# OBJECTIVE
Your answer should be one number: how many lines of the records hold the string "name".

##### SOURCE DATA #####

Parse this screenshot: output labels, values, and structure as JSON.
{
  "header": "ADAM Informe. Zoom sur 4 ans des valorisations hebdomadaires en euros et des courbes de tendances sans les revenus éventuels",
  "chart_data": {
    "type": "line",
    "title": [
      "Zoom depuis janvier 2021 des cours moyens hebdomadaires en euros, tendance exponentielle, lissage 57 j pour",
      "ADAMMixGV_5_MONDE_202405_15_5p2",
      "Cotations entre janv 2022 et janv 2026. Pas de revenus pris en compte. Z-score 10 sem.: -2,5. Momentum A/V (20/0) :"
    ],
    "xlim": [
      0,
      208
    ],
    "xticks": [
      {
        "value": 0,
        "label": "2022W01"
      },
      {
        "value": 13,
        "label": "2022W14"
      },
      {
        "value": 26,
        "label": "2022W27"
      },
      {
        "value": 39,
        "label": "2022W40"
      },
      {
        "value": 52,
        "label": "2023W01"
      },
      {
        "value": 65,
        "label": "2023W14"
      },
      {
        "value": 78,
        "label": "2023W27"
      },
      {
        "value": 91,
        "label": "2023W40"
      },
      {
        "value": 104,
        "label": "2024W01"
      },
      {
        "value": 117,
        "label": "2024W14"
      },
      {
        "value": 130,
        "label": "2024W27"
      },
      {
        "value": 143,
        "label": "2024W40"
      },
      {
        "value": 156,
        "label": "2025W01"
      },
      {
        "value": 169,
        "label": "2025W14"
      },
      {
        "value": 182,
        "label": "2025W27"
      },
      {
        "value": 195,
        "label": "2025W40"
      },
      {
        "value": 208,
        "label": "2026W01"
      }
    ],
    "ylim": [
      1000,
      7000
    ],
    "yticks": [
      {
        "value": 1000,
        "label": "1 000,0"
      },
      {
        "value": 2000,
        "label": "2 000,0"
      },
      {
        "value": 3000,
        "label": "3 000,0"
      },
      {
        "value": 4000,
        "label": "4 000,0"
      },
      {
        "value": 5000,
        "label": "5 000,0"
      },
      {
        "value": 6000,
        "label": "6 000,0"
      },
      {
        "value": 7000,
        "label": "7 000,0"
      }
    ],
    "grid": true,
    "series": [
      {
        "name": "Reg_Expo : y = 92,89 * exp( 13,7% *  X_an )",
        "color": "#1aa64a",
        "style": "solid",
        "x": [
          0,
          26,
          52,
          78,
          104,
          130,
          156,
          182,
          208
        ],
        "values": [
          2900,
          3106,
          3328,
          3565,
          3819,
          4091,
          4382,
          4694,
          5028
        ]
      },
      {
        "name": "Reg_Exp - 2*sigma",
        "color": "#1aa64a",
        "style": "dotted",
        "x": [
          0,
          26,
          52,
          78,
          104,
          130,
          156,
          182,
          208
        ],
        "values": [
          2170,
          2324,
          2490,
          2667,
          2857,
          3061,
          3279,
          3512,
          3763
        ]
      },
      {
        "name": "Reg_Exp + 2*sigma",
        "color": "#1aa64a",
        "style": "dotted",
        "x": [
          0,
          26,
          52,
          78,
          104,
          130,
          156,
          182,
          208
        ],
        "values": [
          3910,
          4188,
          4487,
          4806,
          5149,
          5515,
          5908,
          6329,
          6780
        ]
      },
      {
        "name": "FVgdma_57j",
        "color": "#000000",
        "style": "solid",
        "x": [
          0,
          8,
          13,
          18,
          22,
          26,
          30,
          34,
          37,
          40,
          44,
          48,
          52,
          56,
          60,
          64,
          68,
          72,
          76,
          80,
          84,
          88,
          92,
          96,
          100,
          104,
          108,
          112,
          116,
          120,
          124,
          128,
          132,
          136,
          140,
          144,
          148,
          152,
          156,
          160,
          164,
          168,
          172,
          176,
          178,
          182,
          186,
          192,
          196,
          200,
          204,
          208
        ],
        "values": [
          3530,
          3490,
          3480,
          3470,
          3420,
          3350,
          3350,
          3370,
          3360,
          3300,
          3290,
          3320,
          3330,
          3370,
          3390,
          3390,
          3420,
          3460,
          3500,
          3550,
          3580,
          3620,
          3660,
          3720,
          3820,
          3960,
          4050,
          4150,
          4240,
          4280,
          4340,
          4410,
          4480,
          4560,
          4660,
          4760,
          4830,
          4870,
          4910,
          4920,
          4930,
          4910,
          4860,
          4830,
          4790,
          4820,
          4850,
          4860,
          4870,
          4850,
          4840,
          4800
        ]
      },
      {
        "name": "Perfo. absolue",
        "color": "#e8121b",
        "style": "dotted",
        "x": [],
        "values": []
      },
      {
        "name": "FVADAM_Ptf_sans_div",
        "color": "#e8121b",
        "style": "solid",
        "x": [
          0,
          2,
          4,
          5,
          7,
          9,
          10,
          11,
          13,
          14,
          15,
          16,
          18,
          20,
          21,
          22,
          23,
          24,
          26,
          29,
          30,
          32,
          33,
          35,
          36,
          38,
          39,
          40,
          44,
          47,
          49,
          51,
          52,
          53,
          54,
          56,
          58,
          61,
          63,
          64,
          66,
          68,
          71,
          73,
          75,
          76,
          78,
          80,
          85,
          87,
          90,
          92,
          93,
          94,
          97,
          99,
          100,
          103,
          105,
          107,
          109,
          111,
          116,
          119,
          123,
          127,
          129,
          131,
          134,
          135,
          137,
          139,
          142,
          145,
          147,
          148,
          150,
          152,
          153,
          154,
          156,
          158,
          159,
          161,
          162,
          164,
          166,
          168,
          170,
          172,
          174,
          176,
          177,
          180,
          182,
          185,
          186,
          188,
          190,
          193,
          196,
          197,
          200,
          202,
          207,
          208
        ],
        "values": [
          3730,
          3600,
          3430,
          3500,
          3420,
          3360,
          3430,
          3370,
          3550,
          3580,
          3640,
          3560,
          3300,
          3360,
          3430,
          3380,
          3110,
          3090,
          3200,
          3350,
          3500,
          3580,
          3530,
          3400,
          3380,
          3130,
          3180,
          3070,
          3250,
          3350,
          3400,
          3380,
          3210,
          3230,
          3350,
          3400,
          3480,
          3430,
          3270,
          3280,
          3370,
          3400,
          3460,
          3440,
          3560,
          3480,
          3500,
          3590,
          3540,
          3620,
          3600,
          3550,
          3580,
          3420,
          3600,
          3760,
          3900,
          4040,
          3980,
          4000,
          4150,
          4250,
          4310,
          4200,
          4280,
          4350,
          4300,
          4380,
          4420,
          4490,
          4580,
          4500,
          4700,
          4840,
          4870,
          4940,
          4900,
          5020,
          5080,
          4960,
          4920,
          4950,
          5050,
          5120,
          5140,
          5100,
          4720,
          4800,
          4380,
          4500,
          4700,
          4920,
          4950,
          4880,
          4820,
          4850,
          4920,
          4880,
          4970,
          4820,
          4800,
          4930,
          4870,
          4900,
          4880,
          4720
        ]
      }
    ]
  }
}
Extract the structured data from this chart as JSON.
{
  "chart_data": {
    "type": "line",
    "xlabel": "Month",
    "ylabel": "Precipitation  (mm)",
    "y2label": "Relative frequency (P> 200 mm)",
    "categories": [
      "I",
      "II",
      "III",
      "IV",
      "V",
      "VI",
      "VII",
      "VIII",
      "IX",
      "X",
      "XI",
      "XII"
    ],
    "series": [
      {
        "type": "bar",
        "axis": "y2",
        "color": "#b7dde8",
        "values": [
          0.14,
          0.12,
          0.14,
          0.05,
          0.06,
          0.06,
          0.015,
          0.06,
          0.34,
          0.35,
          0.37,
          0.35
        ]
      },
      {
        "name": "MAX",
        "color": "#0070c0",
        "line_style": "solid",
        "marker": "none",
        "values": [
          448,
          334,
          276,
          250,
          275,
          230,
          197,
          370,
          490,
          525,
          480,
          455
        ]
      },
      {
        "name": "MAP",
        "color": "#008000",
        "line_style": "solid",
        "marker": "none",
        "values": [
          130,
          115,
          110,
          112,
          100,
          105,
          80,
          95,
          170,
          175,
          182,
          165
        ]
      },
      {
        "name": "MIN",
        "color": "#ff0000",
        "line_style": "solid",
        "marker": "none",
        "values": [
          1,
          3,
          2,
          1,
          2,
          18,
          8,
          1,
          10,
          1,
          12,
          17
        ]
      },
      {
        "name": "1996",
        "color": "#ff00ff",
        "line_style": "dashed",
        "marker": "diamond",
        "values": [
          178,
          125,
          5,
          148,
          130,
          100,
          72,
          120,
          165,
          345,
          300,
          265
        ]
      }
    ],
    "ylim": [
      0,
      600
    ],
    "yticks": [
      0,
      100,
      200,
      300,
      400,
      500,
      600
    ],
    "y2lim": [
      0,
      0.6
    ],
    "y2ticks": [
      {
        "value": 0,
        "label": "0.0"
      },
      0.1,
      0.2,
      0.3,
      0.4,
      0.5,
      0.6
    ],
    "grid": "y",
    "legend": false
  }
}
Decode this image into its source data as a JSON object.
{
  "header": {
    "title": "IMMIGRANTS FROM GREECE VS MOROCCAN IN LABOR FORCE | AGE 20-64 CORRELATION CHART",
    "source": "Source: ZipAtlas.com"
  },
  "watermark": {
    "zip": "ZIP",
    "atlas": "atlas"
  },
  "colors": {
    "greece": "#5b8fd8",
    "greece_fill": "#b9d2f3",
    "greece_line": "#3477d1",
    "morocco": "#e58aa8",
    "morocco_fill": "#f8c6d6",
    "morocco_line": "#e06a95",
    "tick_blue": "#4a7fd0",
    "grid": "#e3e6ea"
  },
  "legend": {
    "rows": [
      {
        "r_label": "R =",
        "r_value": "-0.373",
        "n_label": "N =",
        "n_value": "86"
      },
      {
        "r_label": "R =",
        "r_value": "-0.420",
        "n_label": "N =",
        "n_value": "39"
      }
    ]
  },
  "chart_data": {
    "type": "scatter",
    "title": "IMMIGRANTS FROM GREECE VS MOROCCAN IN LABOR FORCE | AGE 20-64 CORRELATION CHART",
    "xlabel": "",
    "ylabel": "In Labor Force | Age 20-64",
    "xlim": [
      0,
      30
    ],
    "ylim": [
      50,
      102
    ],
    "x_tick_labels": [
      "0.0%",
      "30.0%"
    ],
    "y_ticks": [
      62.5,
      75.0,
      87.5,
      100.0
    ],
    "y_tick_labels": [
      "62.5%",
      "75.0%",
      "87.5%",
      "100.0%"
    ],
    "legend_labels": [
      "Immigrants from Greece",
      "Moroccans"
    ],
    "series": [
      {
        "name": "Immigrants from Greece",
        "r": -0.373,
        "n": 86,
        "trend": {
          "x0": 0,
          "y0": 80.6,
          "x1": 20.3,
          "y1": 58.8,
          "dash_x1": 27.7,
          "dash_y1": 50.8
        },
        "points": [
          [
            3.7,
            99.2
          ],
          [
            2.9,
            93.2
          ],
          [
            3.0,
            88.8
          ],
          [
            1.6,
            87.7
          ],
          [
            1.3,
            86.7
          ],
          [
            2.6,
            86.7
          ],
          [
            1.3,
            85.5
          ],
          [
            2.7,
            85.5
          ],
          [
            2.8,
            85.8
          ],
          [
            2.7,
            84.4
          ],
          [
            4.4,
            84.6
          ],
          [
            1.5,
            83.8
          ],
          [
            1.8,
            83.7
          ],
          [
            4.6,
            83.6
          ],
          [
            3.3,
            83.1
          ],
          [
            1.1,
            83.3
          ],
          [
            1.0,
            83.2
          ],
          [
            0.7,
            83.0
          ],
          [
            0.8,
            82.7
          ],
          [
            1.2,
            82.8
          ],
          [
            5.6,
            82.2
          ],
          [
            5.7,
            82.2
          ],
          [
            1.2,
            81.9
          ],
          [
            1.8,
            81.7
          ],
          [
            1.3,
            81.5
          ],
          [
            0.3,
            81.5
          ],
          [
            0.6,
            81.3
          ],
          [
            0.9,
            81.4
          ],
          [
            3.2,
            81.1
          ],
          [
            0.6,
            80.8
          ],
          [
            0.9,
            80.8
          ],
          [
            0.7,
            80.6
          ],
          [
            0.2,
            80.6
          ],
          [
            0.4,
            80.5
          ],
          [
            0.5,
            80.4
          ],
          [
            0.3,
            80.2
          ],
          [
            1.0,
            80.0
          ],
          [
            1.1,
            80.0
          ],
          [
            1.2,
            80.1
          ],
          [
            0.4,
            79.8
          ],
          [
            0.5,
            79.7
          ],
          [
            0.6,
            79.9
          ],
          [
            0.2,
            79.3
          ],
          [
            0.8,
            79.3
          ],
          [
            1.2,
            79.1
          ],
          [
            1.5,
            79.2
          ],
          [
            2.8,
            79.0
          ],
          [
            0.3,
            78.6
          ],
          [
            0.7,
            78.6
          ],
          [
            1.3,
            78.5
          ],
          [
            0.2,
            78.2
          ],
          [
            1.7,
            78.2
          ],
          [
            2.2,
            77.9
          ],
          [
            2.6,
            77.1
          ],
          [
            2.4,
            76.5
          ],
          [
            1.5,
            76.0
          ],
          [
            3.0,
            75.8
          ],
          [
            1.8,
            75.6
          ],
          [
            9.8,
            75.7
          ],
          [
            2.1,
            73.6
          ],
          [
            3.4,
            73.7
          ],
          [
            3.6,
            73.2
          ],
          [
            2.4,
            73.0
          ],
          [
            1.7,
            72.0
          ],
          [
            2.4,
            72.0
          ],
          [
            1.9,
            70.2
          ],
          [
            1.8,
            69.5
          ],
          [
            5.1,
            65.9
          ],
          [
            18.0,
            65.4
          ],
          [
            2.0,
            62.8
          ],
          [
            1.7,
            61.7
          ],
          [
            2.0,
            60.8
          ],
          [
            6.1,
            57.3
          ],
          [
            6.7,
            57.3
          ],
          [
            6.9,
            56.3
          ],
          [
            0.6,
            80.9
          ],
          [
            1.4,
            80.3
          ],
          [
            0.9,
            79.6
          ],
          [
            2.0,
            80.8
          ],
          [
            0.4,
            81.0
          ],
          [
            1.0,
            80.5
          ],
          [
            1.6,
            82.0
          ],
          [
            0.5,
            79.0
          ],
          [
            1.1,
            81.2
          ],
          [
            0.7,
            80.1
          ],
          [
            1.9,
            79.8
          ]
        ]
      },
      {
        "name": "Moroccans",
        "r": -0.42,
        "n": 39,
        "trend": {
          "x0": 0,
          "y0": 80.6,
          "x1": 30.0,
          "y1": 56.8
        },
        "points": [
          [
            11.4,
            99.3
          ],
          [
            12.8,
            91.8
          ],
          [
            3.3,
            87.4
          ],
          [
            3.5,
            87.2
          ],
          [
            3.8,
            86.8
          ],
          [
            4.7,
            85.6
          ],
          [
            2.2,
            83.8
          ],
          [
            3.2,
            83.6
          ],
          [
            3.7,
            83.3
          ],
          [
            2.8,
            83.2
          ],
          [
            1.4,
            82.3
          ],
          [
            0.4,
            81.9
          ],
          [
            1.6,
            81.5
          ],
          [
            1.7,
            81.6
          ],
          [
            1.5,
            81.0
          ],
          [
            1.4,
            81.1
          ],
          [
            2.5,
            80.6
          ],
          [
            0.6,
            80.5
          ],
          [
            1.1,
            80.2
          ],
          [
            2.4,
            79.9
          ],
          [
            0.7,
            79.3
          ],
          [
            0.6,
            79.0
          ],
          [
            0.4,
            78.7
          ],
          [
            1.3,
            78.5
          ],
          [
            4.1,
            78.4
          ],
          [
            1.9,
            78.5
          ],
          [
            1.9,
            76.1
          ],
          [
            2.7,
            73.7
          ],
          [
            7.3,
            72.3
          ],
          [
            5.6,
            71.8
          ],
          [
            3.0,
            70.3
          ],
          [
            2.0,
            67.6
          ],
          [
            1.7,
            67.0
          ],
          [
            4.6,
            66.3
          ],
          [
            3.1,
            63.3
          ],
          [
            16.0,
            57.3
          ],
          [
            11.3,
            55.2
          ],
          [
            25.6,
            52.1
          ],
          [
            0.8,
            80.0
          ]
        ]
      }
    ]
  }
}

#####

# FINAL ANSWER
12